>>>

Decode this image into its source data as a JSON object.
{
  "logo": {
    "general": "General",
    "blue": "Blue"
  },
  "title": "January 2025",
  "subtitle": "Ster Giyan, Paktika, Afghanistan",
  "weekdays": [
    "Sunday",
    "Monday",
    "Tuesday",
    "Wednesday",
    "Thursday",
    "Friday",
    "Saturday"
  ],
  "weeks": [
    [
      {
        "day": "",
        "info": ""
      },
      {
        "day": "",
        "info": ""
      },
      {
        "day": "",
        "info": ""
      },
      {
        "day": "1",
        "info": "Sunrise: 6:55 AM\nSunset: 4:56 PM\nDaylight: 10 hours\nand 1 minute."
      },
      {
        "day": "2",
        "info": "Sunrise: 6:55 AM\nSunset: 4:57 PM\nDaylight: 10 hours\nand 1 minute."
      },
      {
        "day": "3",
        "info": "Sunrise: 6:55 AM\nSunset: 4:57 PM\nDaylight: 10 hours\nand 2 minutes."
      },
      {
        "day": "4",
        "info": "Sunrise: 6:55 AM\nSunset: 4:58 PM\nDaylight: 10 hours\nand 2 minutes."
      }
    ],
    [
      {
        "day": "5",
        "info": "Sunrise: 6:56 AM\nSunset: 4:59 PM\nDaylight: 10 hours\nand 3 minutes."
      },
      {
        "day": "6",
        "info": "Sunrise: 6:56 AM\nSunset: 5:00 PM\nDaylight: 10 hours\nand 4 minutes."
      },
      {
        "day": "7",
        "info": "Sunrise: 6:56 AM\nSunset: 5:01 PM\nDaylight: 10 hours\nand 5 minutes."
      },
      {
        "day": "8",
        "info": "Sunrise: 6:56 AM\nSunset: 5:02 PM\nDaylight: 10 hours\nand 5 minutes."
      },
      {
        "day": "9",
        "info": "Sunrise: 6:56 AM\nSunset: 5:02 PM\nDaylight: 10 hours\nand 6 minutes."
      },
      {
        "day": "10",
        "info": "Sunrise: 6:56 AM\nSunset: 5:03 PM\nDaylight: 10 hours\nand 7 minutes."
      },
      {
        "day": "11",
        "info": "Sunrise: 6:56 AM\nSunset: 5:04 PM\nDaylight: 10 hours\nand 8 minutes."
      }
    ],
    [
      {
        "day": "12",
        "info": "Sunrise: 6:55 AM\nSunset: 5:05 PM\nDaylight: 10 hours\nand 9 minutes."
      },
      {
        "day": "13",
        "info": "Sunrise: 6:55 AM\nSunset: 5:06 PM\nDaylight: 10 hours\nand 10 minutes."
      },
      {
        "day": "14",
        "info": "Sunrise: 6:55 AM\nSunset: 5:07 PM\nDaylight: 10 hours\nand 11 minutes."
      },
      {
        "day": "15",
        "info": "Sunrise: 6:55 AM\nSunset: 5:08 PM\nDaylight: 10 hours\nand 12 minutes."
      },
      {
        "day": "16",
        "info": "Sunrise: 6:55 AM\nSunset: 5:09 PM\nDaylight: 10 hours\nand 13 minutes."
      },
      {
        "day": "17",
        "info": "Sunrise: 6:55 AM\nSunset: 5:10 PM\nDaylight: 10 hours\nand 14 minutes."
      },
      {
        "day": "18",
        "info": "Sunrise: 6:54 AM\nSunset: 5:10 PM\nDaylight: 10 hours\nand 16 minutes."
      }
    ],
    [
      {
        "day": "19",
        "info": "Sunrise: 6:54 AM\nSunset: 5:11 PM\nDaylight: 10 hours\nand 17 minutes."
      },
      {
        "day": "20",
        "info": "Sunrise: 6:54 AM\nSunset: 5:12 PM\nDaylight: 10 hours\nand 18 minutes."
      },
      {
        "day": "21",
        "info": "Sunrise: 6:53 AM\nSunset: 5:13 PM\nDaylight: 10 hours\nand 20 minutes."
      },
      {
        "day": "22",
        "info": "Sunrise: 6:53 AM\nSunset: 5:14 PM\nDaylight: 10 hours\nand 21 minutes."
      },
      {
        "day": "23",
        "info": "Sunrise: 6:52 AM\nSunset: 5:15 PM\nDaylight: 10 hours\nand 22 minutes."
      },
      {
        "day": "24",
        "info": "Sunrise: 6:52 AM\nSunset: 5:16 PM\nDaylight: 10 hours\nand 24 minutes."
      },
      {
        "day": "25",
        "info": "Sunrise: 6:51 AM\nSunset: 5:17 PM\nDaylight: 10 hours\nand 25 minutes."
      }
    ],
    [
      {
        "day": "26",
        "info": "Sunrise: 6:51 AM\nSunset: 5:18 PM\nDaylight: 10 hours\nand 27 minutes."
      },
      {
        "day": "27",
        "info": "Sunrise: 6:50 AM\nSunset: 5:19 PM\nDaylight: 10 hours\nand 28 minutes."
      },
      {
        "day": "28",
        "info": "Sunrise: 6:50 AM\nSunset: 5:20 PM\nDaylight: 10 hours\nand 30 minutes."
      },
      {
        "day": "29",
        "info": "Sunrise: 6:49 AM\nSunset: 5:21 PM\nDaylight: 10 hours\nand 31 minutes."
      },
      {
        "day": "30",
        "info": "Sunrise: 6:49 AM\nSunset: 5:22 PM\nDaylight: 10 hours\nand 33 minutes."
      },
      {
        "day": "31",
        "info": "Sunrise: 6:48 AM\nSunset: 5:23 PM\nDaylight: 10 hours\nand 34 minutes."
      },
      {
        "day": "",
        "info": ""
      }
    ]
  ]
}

<<<

▶ _WORK INSTRUCTIONS_
Return all of the data word for word.

▶ _EXERCISE RESULT_
Decode this image into its source data as a JSON object.
{
  "logo": {
    "general": "General",
    "blue": "Blue"
  },
  "title": "January 2025",
  "subtitle": "Ster Giyan, Paktika, Afghanistan",
  "weekdays": [
    "Sunday",
    "Monday",
    "Tuesday",
    "Wednesday",
    "Thursday",
    "Friday",
    "Saturday"
  ],
  "weeks": [
    [
      {
        "day": "",
        "info": ""
      },
      {
        "day": "",
        "info": ""
      },
      {
        "day": "",
        "info": ""
      },
      {
        "day": "1",
        "info": "Sunrise: 6:55 AM\nSunset: 4:56 PM\nDaylight: 10 hours\nand 1 minute."
      },
      {
        "day": "2",
        "info": "Sunrise: 6:55 AM\nSunset: 4:57 PM\nDaylight: 10 hours\nand 1 minute."
      },
      {
        "day": "3",
        "info": "Sunrise: 6:55 AM\nSunset: 4:57 PM\nDaylight: 10 hours\nand 2 minutes."
      },
      {
        "day": "4",
        "info": "Sunrise: 6:55 AM\nSunset: 4:58 PM\nDaylight: 10 hours\nand 2 minutes."
      }
    ],
    [
      {
        "day": "5",
        "info": "Sunrise: 6:56 AM\nSunset: 4:59 PM\nDaylight: 10 hours\nand 3 minutes."
      },
      {
        "day": "6",
        "info": "Sunrise: 6:56 AM\nSunset: 5:00 PM\nDaylight: 10 hours\nand 4 minutes."
      },
      {
        "day": "7",
        "info": "Sunrise: 6:56 AM\nSunset: 5:01 PM\nDaylight: 10 hours\nand 5 minutes."
      },
      {
        "day": "8",
        "info": "Sunrise: 6:56 AM\nSunset: 5:02 PM\nDaylight: 10 hours\nand 5 minutes."
      },
      {
        "day": "9",
        "info": "Sunrise: 6:56 AM\nSunset: 5:02 PM\nDaylight: 10 hours\nand 6 minutes."
      },
      {
        "day": "10",
        "info": "Sunrise: 6:56 AM\nSunset: 5:03 PM\nDaylight: 10 hours\nand 7 minutes."
      },
      {
        "day": "11",
        "info": "Sunrise: 6:56 AM\nSunset: 5:04 PM\nDaylight: 10 hours\nand 8 minutes."
      }
    ],
    [
      {
        "day": "12",
        "info": "Sunrise: 6:55 AM\nSunset: 5:05 PM\nDaylight: 10 hours\nand 9 minutes."
      },
      {
        "day": "13",
        "info": "Sunrise: 6:55 AM\nSunset: 5:06 PM\nDaylight: 10 hours\nand 10 minutes."
      },
      {
        "day": "14",
        "info": "Sunrise: 6:55 AM\nSunset: 5:07 PM\nDaylight: 10 hours\nand 11 minutes."
      },
      {
        "day": "15",
        "info": "Sunrise: 6:55 AM\nSunset: 5:08 PM\nDaylight: 10 hours\nand 12 minutes."
      },
      {
        "day": "16",
        "info": "Sunrise: 6:55 AM\nSunset: 5:09 PM\nDaylight: 10 hours\nand 13 minutes."
      },
      {
        "day": "17",
        "info": "Sunrise: 6:55 AM\nSunset: 5:10 PM\nDaylight: 10 hours\nand 14 minutes."
      },
      {
        "day": "18",
        "info": "Sunrise: 6:54 AM\nSunset: 5:10 PM\nDaylight: 10 hours\nand 16 minutes."
      }
    ],
    [
      {
        "day": "19",
        "info": "Sunrise: 6:54 AM\nSunset: 5:11 PM\nDaylight: 10 hours\nand 17 minutes."
      },
      {
        "day": "20",
        "info": "Sunrise: 6:54 AM\nSunset: 5:12 PM\nDaylight: 10 hours\nand 18 minutes."
      },
      {
        "day": "21",
        "info": "Sunrise: 6:53 AM\nSunset: 5:13 PM\nDaylight: 10 hours\nand 20 minutes."
      },
      {
        "day": "22",
        "info": "Sunrise: 6:53 AM\nSunset: 5:14 PM\nDaylight: 10 hours\nand 21 minutes."
      },
      {
        "day": "23",
        "info": "Sunrise: 6:52 AM\nSunset: 5:15 PM\nDaylight: 10 hours\nand 22 minutes."
      },
      {
        "day": "24",
        "info": "Sunrise: 6:52 AM\nSunset: 5:16 PM\nDaylight: 10 hours\nand 24 minutes."
      },
      {
        "day": "25",
        "info": "Sunrise: 6:51 AM\nSunset: 5:17 PM\nDaylight: 10 hours\nand 25 minutes."
      }
    ],
    [
      {
        "day": "26",
        "info": "Sunrise: 6:51 AM\nSunset: 5:18 PM\nDaylight: 10 hours\nand 27 minutes."
      },
      {
        "day": "27",
        "info": "Sunrise: 6:50 AM\nSunset: 5:19 PM\nDaylight: 10 hours\nand 28 minutes."
      },
      {
        "day": "28",
        "info": "Sunrise: 6:50 AM\nSunset: 5:20 PM\nDaylight: 10 hours\nand 30 minutes."
      },
      {
        "day": "29",
        "info": "Sunrise: 6:49 AM\nSunset: 5:21 PM\nDaylight: 10 hours\nand 31 minutes."
      },
      {
        "day": "30",
        "info": "Sunrise: 6:49 AM\nSunset: 5:22 PM\nDaylight: 10 hours\nand 33 minutes."
      },
      {
        "day": "31",
        "info": "Sunrise: 6:48 AM\nSunset: 5:23 PM\nDaylight: 10 hours\nand 34 minutes."
      },
      {
        "day": "",
        "info": ""
      }
    ]
  ]
}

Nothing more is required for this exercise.